Objective -> Scan the records for the word "name". Copy each line that includes it.

######

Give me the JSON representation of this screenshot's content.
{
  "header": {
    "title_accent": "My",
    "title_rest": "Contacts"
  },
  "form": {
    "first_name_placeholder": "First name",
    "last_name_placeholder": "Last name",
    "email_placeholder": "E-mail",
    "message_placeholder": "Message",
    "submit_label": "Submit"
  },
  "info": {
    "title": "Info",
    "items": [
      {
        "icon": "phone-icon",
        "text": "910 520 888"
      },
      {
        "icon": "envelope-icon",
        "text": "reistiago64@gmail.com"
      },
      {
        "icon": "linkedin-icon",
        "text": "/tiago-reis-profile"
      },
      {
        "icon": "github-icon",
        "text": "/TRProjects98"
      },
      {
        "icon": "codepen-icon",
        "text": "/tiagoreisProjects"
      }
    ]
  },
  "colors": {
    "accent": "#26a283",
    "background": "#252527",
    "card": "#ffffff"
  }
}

######

Problem solution ->
    "first_name_placeholder": "First name",
    "last_name_placeholder": "Last name",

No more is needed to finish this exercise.